--- start RECORDS SHOWN ---

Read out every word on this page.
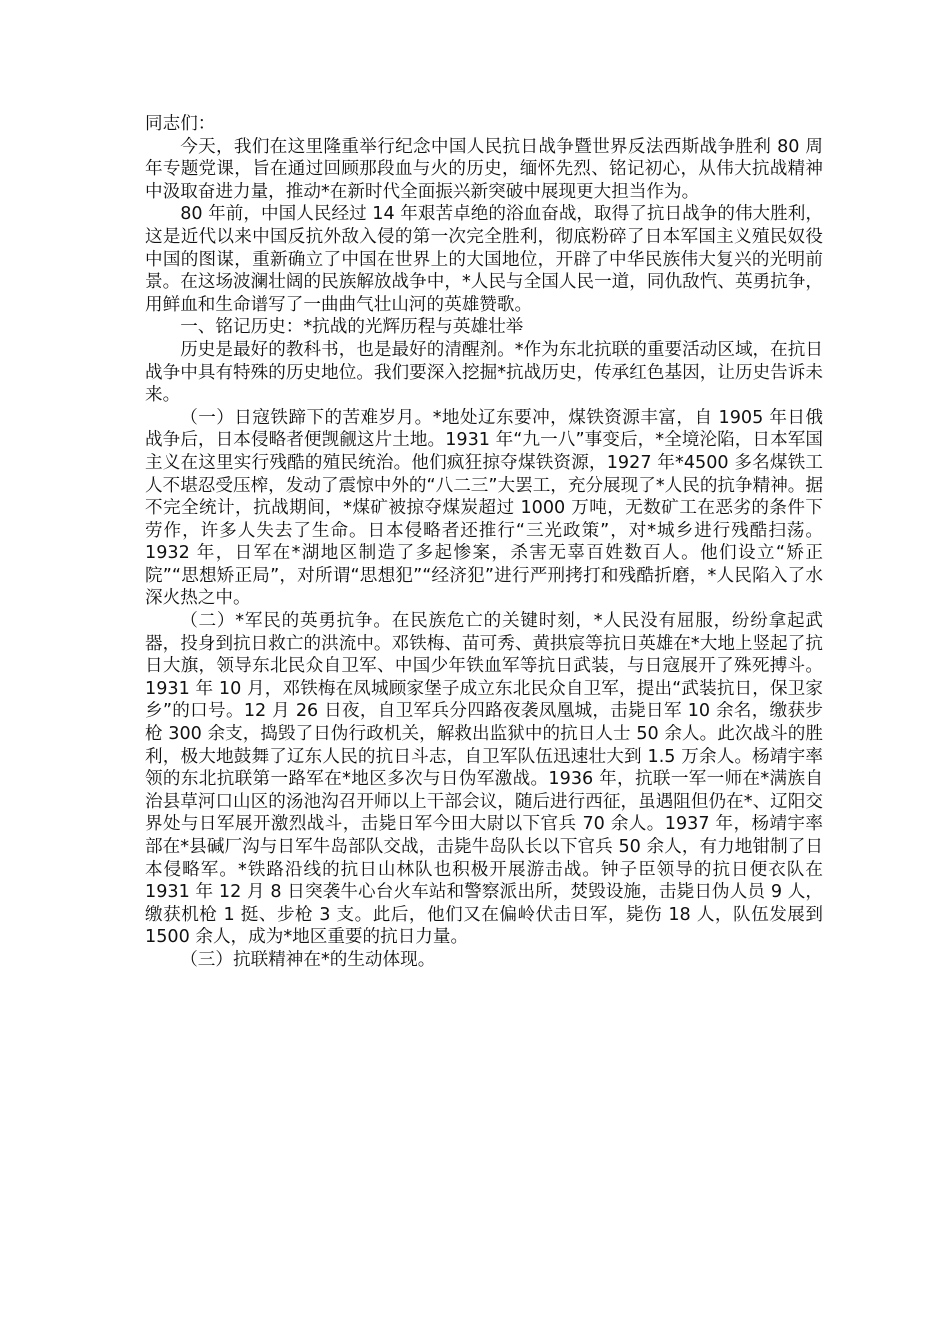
同志们：

今天，我们在这里隆重举行纪念中国人民抗日战争暨世界反法西斯战争胜利 80 周年专题党课，旨在通过回顾那段血与火的历史，缅怀先烈、铭记初心，从伟大抗战精神中汲取奋进力量，推动*在新时代全面振兴新突破中展现更大担当作为。

80 年前，中国人民经过 14 年艰苦卓绝的浴血奋战，取得了抗日战争的伟大胜利，这是近代以来中国反抗外敌入侵的第一次完全胜利，彻底粉碎了日本军国主义殖民奴役中国的图谋，重新确立了中国在世界上的大国地位，开辟了中华民族伟大复兴的光明前景。在这场波澜壮阔的民族解放战争中，*人民与全国人民一道，同仇敌忾、英勇抗争，用鲜血和生命谱写了一曲曲气壮山河的英雄赞歌。

一、铭记历史：*抗战的光辉历程与英雄壮举

历史是最好的教科书，也是最好的清醒剂。*作为东北抗联的重要活动区域，在抗日战争中具有特殊的历史地位。我们要深入挖掘*抗战历史，传承红色基因，让历史告诉未来。

（一）日寇铁蹄下的苦难岁月。*地处辽东要冲，煤铁资源丰富，自 1905 年日俄战争后，日本侵略者便觊觎这片土地。1931 年“九一八”事变后，*全境沦陷，日本军国主义在这里实行残酷的殖民统治。他们疯狂掠夺煤铁资源，1927 年*4500 多名煤铁工人不堪忍受压榨，发动了震惊中外的“八二三”大罢工，充分展现了*人民的抗争精神。据不完全统计，抗战期间，*煤矿被掠夺煤炭超过 1000 万吨，无数矿工在恶劣的条件下劳作，许多人失去了生命。日本侵略者还推行“三光政策”，对*城乡进行残酷扫荡。1932 年，日军在*湖地区制造了多起惨案，杀害无辜百姓数百人。他们设立“矫正院”“思想矫正局”，对所谓“思想犯”“经济犯”进行严刑拷打和残酷折磨，*人民陷入了水深火热之中。

（二）*军民的英勇抗争。在民族危亡的关键时刻，*人民没有屈服，纷纷拿起武器，投身到抗日救亡的洪流中。邓铁梅、苗可秀、黄拱宸等抗日英雄在*大地上竖起了抗日大旗，领导东北民众自卫军、中国少年铁血军等抗日武装，与日寇展开了殊死搏斗。1931 年 10 月，邓铁梅在凤城顾家堡子成立东北民众自卫军，提出“武装抗日，保卫家乡”的口号。12 月 26 日夜，自卫军兵分四路夜袭凤凰城，击毙日军 10 余名，缴获步枪 300 余支，捣毁了日伪行政机关，解救出监狱中的抗日人士 50 余人。此次战斗的胜利，极大地鼓舞了辽东人民的抗日斗志，自卫军队伍迅速壮大到 1.5 万余人。杨靖宇率领的东北抗联第一路军在*地区多次与日伪军激战。1936 年，抗联一军一师在*满族自治县草河口山区的汤池沟召开师以上干部会议，随后进行西征，虽遇阻但仍在*、辽阳交界处与日军展开激烈战斗，击毙日军今田大尉以下官兵 70 余人。1937 年，杨靖宇率部在*县碱厂沟与日军牛岛部队交战，击毙牛岛队长以下官兵 50 余人，有力地钳制了日本侵略军。*铁路沿线的抗日山林队也积极开展游击战。钟子臣领导的抗日便衣队在 1931 年 12 月 8 日突袭牛心台火车站和警察派出所，焚毁设施，击毙日伪人员 9 人，缴获机枪 1 挺、步枪 3 支。此后，他们又在偏岭伏击日军，毙伤 18 人，队伍发展到 1500 余人，成为*地区重要的抗日力量。

（三）抗联精神在*的生动体现。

--- end RECORDS SHOWN ---

▶ GOAL: Would you set down the listing exactly, omitting pictures?

▶ CORRECT RESPONSE:
Read out every word on this page.
同志们：

今天，我们在这里隆重举行纪念中国人民抗日战争暨世界反法西斯战争胜利 80 周年专题党课，旨在通过回顾那段血与火的历史，缅怀先烈、铭记初心，从伟大抗战精神中汲取奋进力量，推动*在新时代全面振兴新突破中展现更大担当作为。

80 年前，中国人民经过 14 年艰苦卓绝的浴血奋战，取得了抗日战争的伟大胜利，这是近代以来中国反抗外敌入侵的第一次完全胜利，彻底粉碎了日本军国主义殖民奴役中国的图谋，重新确立了中国在世界上的大国地位，开辟了中华民族伟大复兴的光明前景。在这场波澜壮阔的民族解放战争中，*人民与全国人民一道，同仇敌忾、英勇抗争，用鲜血和生命谱写了一曲曲气壮山河的英雄赞歌。

一、铭记历史：*抗战的光辉历程与英雄壮举

历史是最好的教科书，也是最好的清醒剂。*作为东北抗联的重要活动区域，在抗日战争中具有特殊的历史地位。我们要深入挖掘*抗战历史，传承红色基因，让历史告诉未来。

（一）日寇铁蹄下的苦难岁月。*地处辽东要冲，煤铁资源丰富，自 1905 年日俄战争后，日本侵略者便觊觎这片土地。1931 年“九一八”事变后，*全境沦陷，日本军国主义在这里实行残酷的殖民统治。他们疯狂掠夺煤铁资源，1927 年*4500 多名煤铁工人不堪忍受压榨，发动了震惊中外的“八二三”大罢工，充分展现了*人民的抗争精神。据不完全统计，抗战期间，*煤矿被掠夺煤炭超过 1000 万吨，无数矿工在恶劣的条件下劳作，许多人失去了生命。日本侵略者还推行“三光政策”，对*城乡进行残酷扫荡。1932 年，日军在*湖地区制造了多起惨案，杀害无辜百姓数百人。他们设立“矫正院”“思想矫正局”，对所谓“思想犯”“经济犯”进行严刑拷打和残酷折磨，*人民陷入了水深火热之中。

（二）*军民的英勇抗争。在民族危亡的关键时刻，*人民没有屈服，纷纷拿起武器，投身到抗日救亡的洪流中。邓铁梅、苗可秀、黄拱宸等抗日英雄在*大地上竖起了抗日大旗，领导东北民众自卫军、中国少年铁血军等抗日武装，与日寇展开了殊死搏斗。1931 年 10 月，邓铁梅在凤城顾家堡子成立东北民众自卫军，提出“武装抗日，保卫家乡”的口号。12 月 26 日夜，自卫军兵分四路夜袭凤凰城，击毙日军 10 余名，缴获步枪 300 余支，捣毁了日伪行政机关，解救出监狱中的抗日人士 50 余人。此次战斗的胜利，极大地鼓舞了辽东人民的抗日斗志，自卫军队伍迅速壮大到 1.5 万余人。杨靖宇率领的东北抗联第一路军在*地区多次与日伪军激战。1936 年，抗联一军一师在*满族自治县草河口山区的汤池沟召开师以上干部会议，随后进行西征，虽遇阻但仍在*、辽阳交界处与日军展开激烈战斗，击毙日军今田大尉以下官兵 70 余人。1937 年，杨靖宇率部在*县碱厂沟与日军牛岛部队交战，击毙牛岛队长以下官兵 50 余人，有力地钳制了日本侵略军。*铁路沿线的抗日山林队也积极开展游击战。钟子臣领导的抗日便衣队在 1931 年 12 月 8 日突袭牛心台火车站和警察派出所，焚毁设施，击毙日伪人员 9 人，缴获机枪 1 挺、步枪 3 支。此后，他们又在偏岭伏击日军，毙伤 18 人，队伍发展到 1500 余人，成为*地区重要的抗日力量。

（三）抗联精神在*的生动体现。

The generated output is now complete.